*What is expected*. Skip every picture and transcribe the remaining material exactly.

*Data lines*.

..............................

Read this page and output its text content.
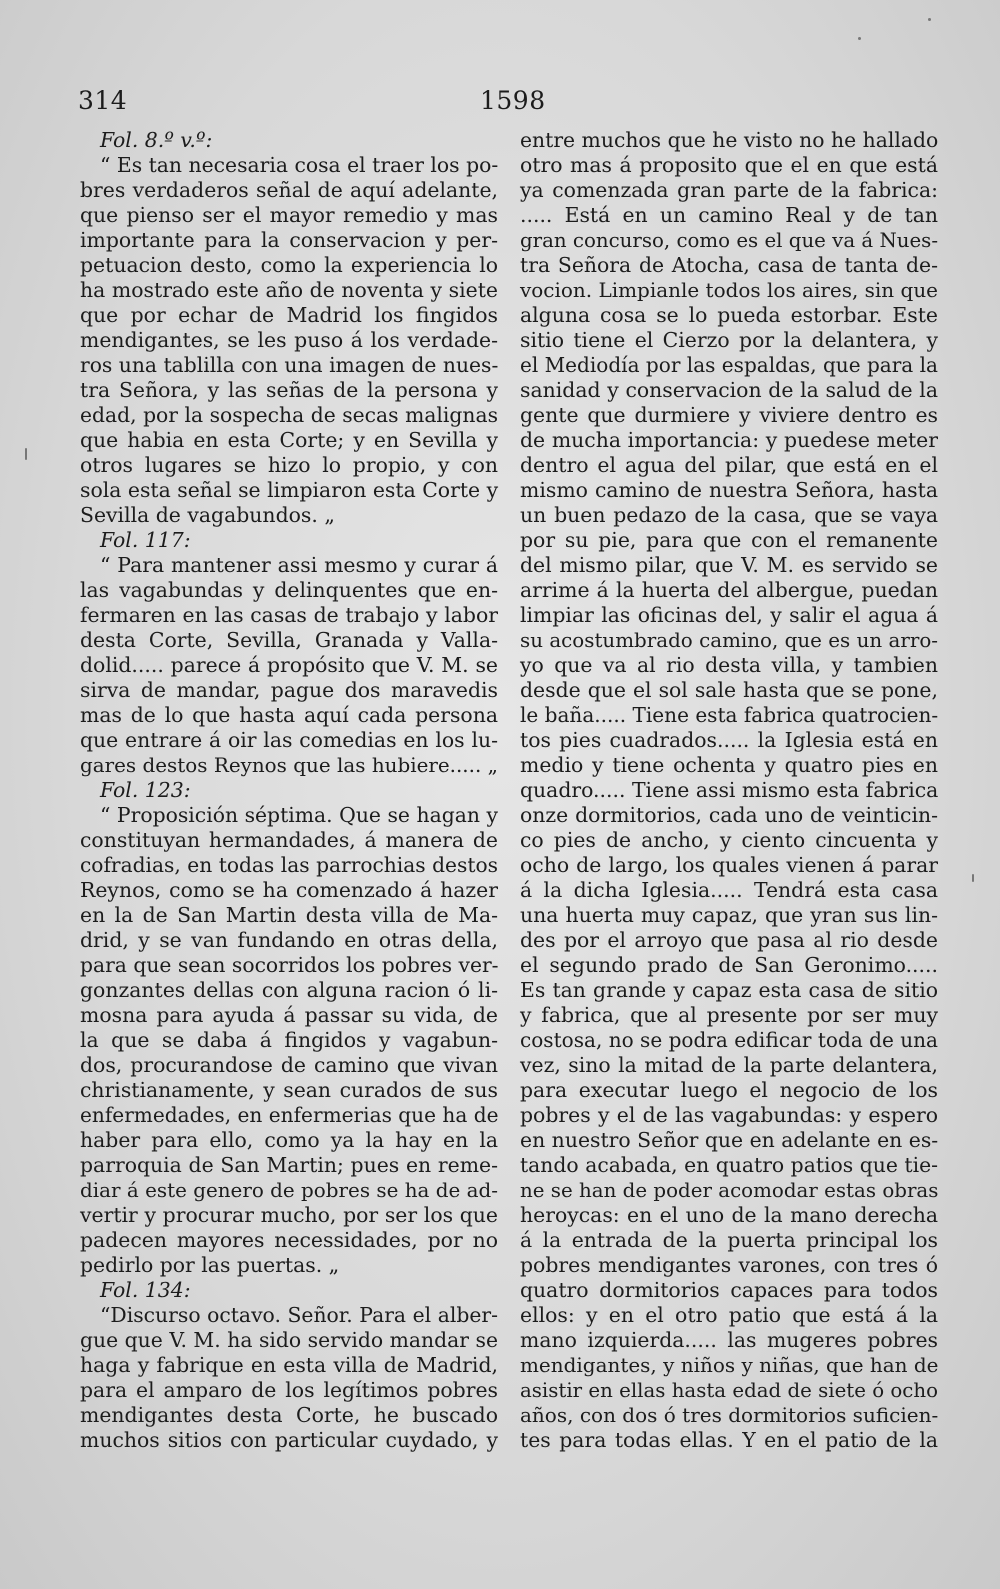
314	1598
Fol. 8.º v.º:
“ Es tan necesaria cosa el traer los po-
bres verdaderos señal de aquí adelante,
que pienso ser el mayor remedio y mas
importante para la conservacion y per-
petuacion desto, como la experiencia lo
ha mostrado este año de noventa y siete
que por echar de Madrid los fingidos
mendigantes, se les puso á los verdade-
ros una tablilla con una imagen de nues-
tra Señora, y las señas de la persona y
edad, por la sospecha de secas malignas
que habia en esta Corte; y en Sevilla y
otros lugares se hizo lo propio, y con
sola esta señal se limpiaron esta Corte y
Sevilla de vagabundos. „
Fol. 117:
“ Para mantener assi mesmo y curar á
las vagabundas y delinquentes que en-
fermaren en las casas de trabajo y labor
desta Corte, Sevilla, Granada y Valla-
dolid..... parece á propósito que V. M. se
sirva de mandar, pague dos maravedis
mas de lo que hasta aquí cada persona
que entrare á oir las comedias en los lu-
gares destos Reynos que las hubiere..... „
Fol. 123:
“ Proposición séptima. Que se hagan y
constituyan hermandades, á manera de
cofradias, en todas las parrochias destos
Reynos, como se ha comenzado á hazer
en la de San Martin desta villa de Ma-
drid, y se van fundando en otras della,
para que sean socorridos los pobres ver-
gonzantes dellas con alguna racion ó li-
mosna para ayuda á passar su vida, de
la que se daba á fingidos y vagabun-
dos, procurandose de camino que vivan
christianamente, y sean curados de sus
enfermedades, en enfermerias que ha de
haber para ello, como ya la hay en la
parroquia de San Martin; pues en reme-
diar á este genero de pobres se ha de ad-
vertir y procurar mucho, por ser los que
padecen mayores necessidades, por no
pedirlo por las puertas. „
Fol. 134:
“Discurso octavo. Señor. Para el alber-
gue que V. M. ha sido servido mandar se
haga y fabrique en esta villa de Madrid,
para el amparo de los legítimos pobres
mendigantes desta Corte, he buscado
muchos sitios con particular cuydado, y
entre muchos que he visto no he hallado
otro mas á proposito que el en que está
ya comenzada gran parte de la fabrica:
..... Está en un camino Real y de tan
gran concurso, como es el que va á Nues-
tra Señora de Atocha, casa de tanta de-
vocion. Limpianle todos los aires, sin que
alguna cosa se lo pueda estorbar. Este
sitio tiene el Cierzo por la delantera, y
el Mediodía por las espaldas, que para la
sanidad y conservacion de la salud de la
gente que durmiere y viviere dentro es
de mucha importancia: y puedese meter
dentro el agua del pilar, que está en el
mismo camino de nuestra Señora, hasta
un buen pedazo de la casa, que se vaya
por su pie, para que con el remanente
del mismo pilar, que V. M. es servido se
arrime á la huerta del albergue, puedan
limpiar las oficinas del, y salir el agua á
su acostumbrado camino, que es un arro-
yo que va al rio desta villa, y tambien
desde que el sol sale hasta que se pone,
le baña..... Tiene esta fabrica quatrocien-
tos pies cuadrados..... la Iglesia está en
medio y tiene ochenta y quatro pies en
quadro..... Tiene assi mismo esta fabrica
onze dormitorios, cada uno de veinticin-
co pies de ancho, y ciento cincuenta y
ocho de largo, los quales vienen á parar
á la dicha Iglesia..... Tendrá esta casa
una huerta muy capaz, que yran sus lin-
des por el arroyo que pasa al rio desde
el segundo prado de San Geronimo.....
Es tan grande y capaz esta casa de sitio
y fabrica, que al presente por ser muy
costosa, no se podra edificar toda de una
vez, sino la mitad de la parte delantera,
para executar luego el negocio de los
pobres y el de las vagabundas: y espero
en nuestro Señor que en adelante en es-
tando acabada, en quatro patios que tie-
ne se han de poder acomodar estas obras
heroycas: en el uno de la mano derecha
á la entrada de la puerta principal los
pobres mendigantes varones, con tres ó
quatro dormitorios capaces para todos
ellos: y en el otro patio que está á la
mano izquierda..... las mugeres pobres
mendigantes, y niños y niñas, que han de
asistir en ellas hasta edad de siete ó ocho
años, con dos ó tres dormitorios suficien-
tes para todas ellas. Y en el patio de la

..............................

*Written solution*.
Read this page and output its text content.
314	1598
Fol. 8.º v.º:
“ Es tan necesaria cosa el traer los po-
bres verdaderos señal de aquí adelante,
que pienso ser el mayor remedio y mas
importante para la conservacion y per-
petuacion desto, como la experiencia lo
ha mostrado este año de noventa y siete
que por echar de Madrid los fingidos
mendigantes, se les puso á los verdade-
ros una tablilla con una imagen de nues-
tra Señora, y las señas de la persona y
edad, por la sospecha de secas malignas
que habia en esta Corte; y en Sevilla y
otros lugares se hizo lo propio, y con
sola esta señal se limpiaron esta Corte y
Sevilla de vagabundos. „
Fol. 117:
“ Para mantener assi mesmo y curar á
las vagabundas y delinquentes que en-
fermaren en las casas de trabajo y labor
desta Corte, Sevilla, Granada y Valla-
dolid..... parece á propósito que V. M. se
sirva de mandar, pague dos maravedis
mas de lo que hasta aquí cada persona
que entrare á oir las comedias en los lu-
gares destos Reynos que las hubiere..... „
Fol. 123:
“ Proposición séptima. Que se hagan y
constituyan hermandades, á manera de
cofradias, en todas las parrochias destos
Reynos, como se ha comenzado á hazer
en la de San Martin desta villa de Ma-
drid, y se van fundando en otras della,
para que sean socorridos los pobres ver-
gonzantes dellas con alguna racion ó li-
mosna para ayuda á passar su vida, de
la que se daba á fingidos y vagabun-
dos, procurandose de camino que vivan
christianamente, y sean curados de sus
enfermedades, en enfermerias que ha de
haber para ello, como ya la hay en la
parroquia de San Martin; pues en reme-
diar á este genero de pobres se ha de ad-
vertir y procurar mucho, por ser los que
padecen mayores necessidades, por no
pedirlo por las puertas. „
Fol. 134:
“Discurso octavo. Señor. Para el alber-
gue que V. M. ha sido servido mandar se
haga y fabrique en esta villa de Madrid,
para el amparo de los legítimos pobres
mendigantes desta Corte, he buscado
muchos sitios con particular cuydado, y
entre muchos que he visto no he hallado
otro mas á proposito que el en que está
ya comenzada gran parte de la fabrica:
..... Está en un camino Real y de tan
gran concurso, como es el que va á Nues-
tra Señora de Atocha, casa de tanta de-
vocion. Limpianle todos los aires, sin que
alguna cosa se lo pueda estorbar. Este
sitio tiene el Cierzo por la delantera, y
el Mediodía por las espaldas, que para la
sanidad y conservacion de la salud de la
gente que durmiere y viviere dentro es
de mucha importancia: y puedese meter
dentro el agua del pilar, que está en el
mismo camino de nuestra Señora, hasta
un buen pedazo de la casa, que se vaya
por su pie, para que con el remanente
del mismo pilar, que V. M. es servido se
arrime á la huerta del albergue, puedan
limpiar las oficinas del, y salir el agua á
su acostumbrado camino, que es un arro-
yo que va al rio desta villa, y tambien
desde que el sol sale hasta que se pone,
le baña..... Tiene esta fabrica quatrocien-
tos pies cuadrados..... la Iglesia está en
medio y tiene ochenta y quatro pies en
quadro..... Tiene assi mismo esta fabrica
onze dormitorios, cada uno de veinticin-
co pies de ancho, y ciento cincuenta y
ocho de largo, los quales vienen á parar
á la dicha Iglesia..... Tendrá esta casa
una huerta muy capaz, que yran sus lin-
des por el arroyo que pasa al rio desde
el segundo prado de San Geronimo.....
Es tan grande y capaz esta casa de sitio
y fabrica, que al presente por ser muy
costosa, no se podra edificar toda de una
vez, sino la mitad de la parte delantera,
para executar luego el negocio de los
pobres y el de las vagabundas: y espero
en nuestro Señor que en adelante en es-
tando acabada, en quatro patios que tie-
ne se han de poder acomodar estas obras
heroycas: en el uno de la mano derecha
á la entrada de la puerta principal los
pobres mendigantes varones, con tres ó
quatro dormitorios capaces para todos
ellos: y en el otro patio que está á la
mano izquierda..... las mugeres pobres
mendigantes, y niños y niñas, que han de
asistir en ellas hasta edad de siete ó ocho
años, con dos ó tres dormitorios suficien-
tes para todas ellas. Y en el patio de la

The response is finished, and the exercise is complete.